REQUEST
Scan the data below for the string "this". Show every line where it turns up.

ENTRIES SUPPLIED
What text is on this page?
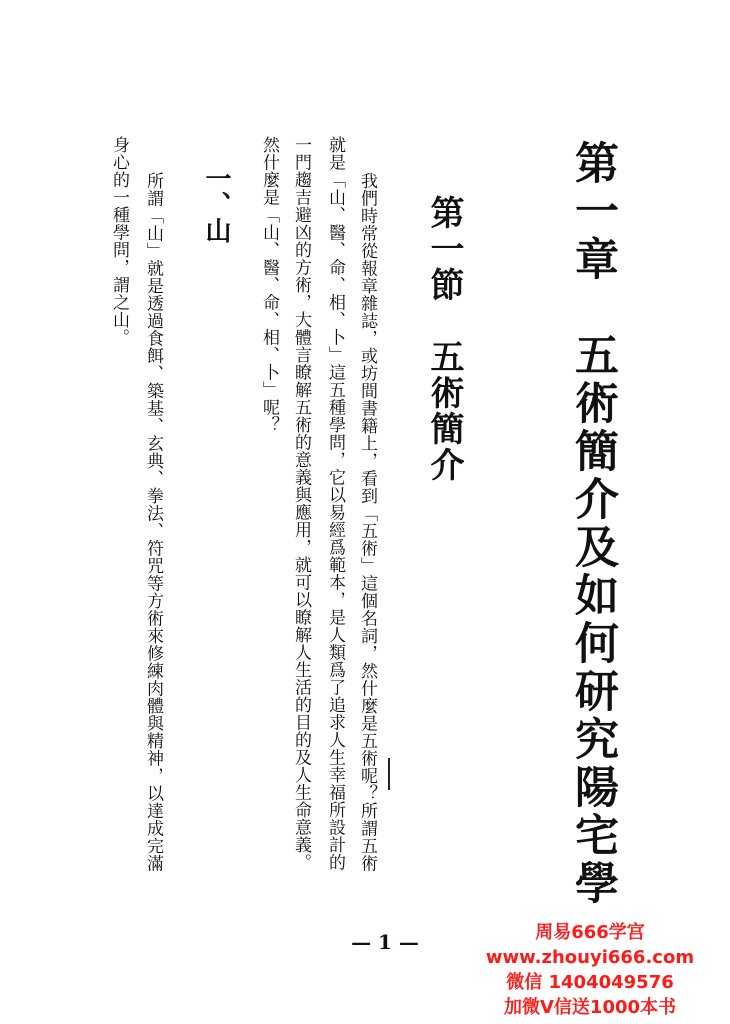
第一章　五術簡介及如何研究陽宅學
第一節　五術簡介
我們時常從報章雜誌，或坊間書籍上，看到「五術」這個名詞，然什麼是五術呢？所謂五術
就是「山、醫、命、相、卜」這五種學問，它以易經爲範本，是人類爲了追求人生幸福所設計的
一門趨吉避凶的方術，大體言瞭解五術的意義與應用，就可以瞭解人生活的目的及人生命意義。
然什麼是「山、醫、命、相、卜」呢？
一、山
所謂「山」就是透過食餌、築基、玄典、拳法、符咒等方術來修練肉體與精神，以達成完滿
身心的一種學問，謂之山。
— 1 —	周易666学宫
www.zhouyi666.com
微信 1404049576
加微V信送1000本书
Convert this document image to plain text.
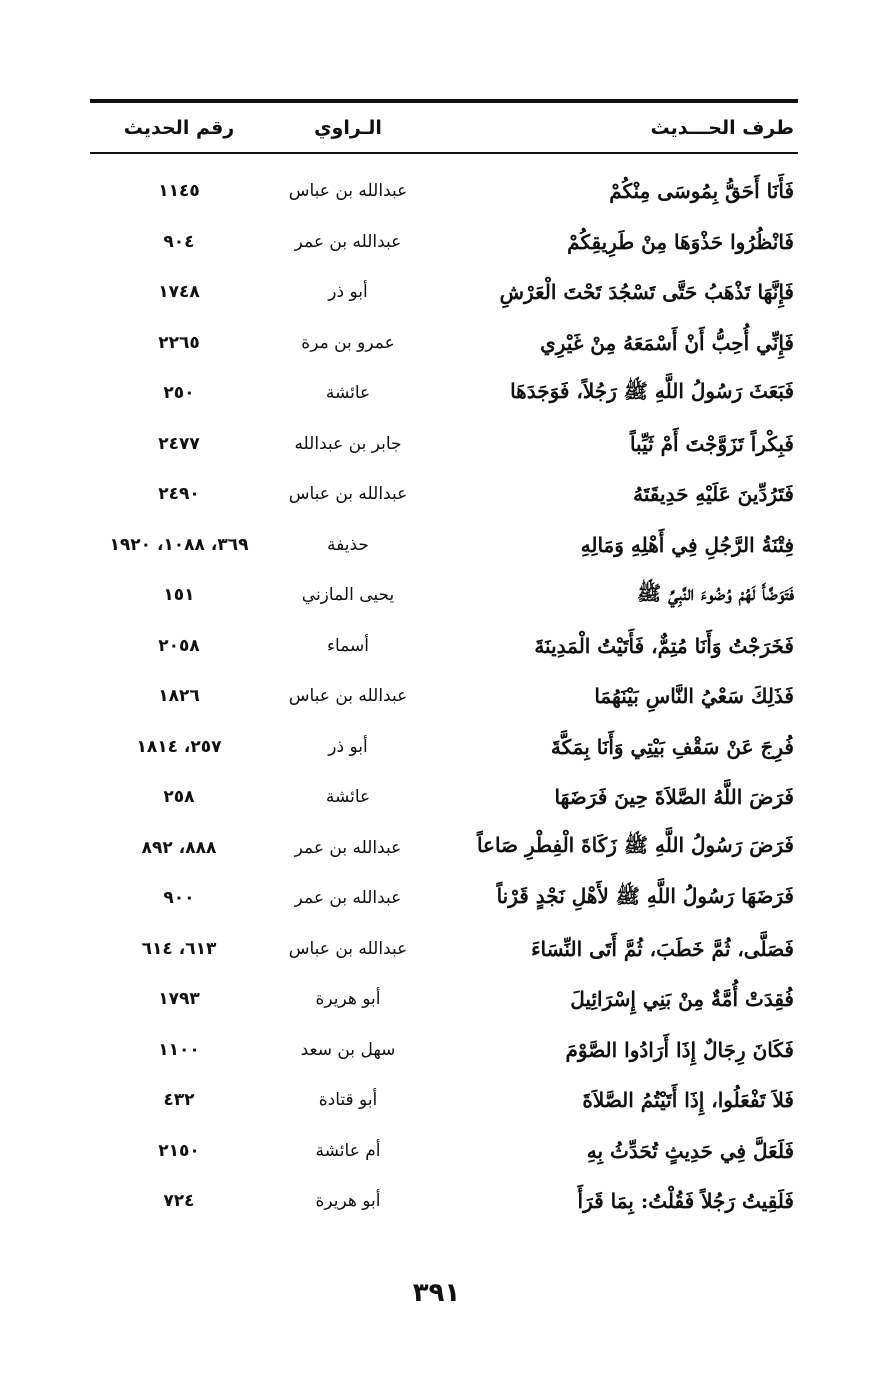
طرف الحـــديث
الـراوي
رقم الحديث
فَأَنَا أَحَقُّ بِمُوسَى مِنْكُمْ
عبدالله بن عباس
١١٤٥
فَانْظُرُوا حَذْوَهَا مِنْ طَرِيقِكُمْ
عبدالله بن عمر
٩٠٤
فَإِنَّهَا تَذْهَبُ حَتَّى تَسْجُدَ تَحْتَ الْعَرْشِ
أبو ذر
١٧٤٨
فَإِنِّي أُحِبُّ أَنْ أَسْمَعَهُ مِنْ غَيْرِي
عمرو بن مرة
٢٢٦٥
فَبَعَثَ رَسُولُ اللَّهِ ﷺ رَجُلاً، فَوَجَدَهَا
عائشة
٢٥٠
فَبِكْراً تَزَوَّجْتَ أَمْ ثَيِّباً
جابر بن عبدالله
٢٤٧٧
فَتَرُدِّينَ عَلَيْهِ حَدِيقَتَهُ
عبدالله بن عباس
٢٤٩٠
فِتْنَةُ الرَّجُلِ فِي أَهْلِهِ وَمَالِهِ
حذيفة
٣٦٩، ١٠٨٨، ١٩٢٠
فَتَوَضَّأَ لَهُمْ وُضُوءَ النَّبِيِّ ﷺ
يحيى المازني
١٥١
فَخَرَجْتُ وَأَنَا مُتِمٌّ، فَأَتَيْتُ الْمَدِينَةَ
أسماء
٢٠٥٨
فَذَلِكَ سَعْيُ النَّاسِ بَيْنَهُمَا
عبدالله بن عباس
١٨٢٦
فُرِجَ عَنْ سَقْفِ بَيْتِي وَأَنَا بِمَكَّةَ
أبو ذر
٢٥٧، ١٨١٤
فَرَضَ اللَّهُ الصَّلاَةَ حِينَ فَرَضَهَا
عائشة
٢٥٨
فَرَضَ رَسُولُ اللَّهِ ﷺ زَكَاةَ الْفِطْرِ صَاعاً
عبدالله بن عمر
٨٨٨، ٨٩٢
فَرَضَهَا رَسُولُ اللَّهِ ﷺ لأَهْلِ نَجْدٍ قَرْناً
عبدالله بن عمر
٩٠٠
فَصَلَّى، ثُمَّ خَطَبَ، ثُمَّ أَتَى النِّسَاءَ
عبدالله بن عباس
٦١٣، ٦١٤
فُقِدَتْ أُمَّةٌ مِنْ بَنِي إِسْرَائِيلَ
أبو هريرة
١٧٩٣
فَكَانَ رِجَالٌ إِذَا أَرَادُوا الصَّوْمَ
سهل بن سعد
١١٠٠
فَلاَ تَفْعَلُوا، إِذَا أَتَيْتُمُ الصَّلاَةَ
أبو قتادة
٤٣٢
فَلَعَلَّ فِي حَدِيثٍ تُحَدِّثُ بِهِ
أم عائشة
٢١٥٠
فَلَقِيتُ رَجُلاً فَقُلْتُ: بِمَا قَرَأَ
أبو هريرة
٧٢٤
٣٩١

EXERCISE OUTPUT
What text is on this page?
Convert this document image to plain text.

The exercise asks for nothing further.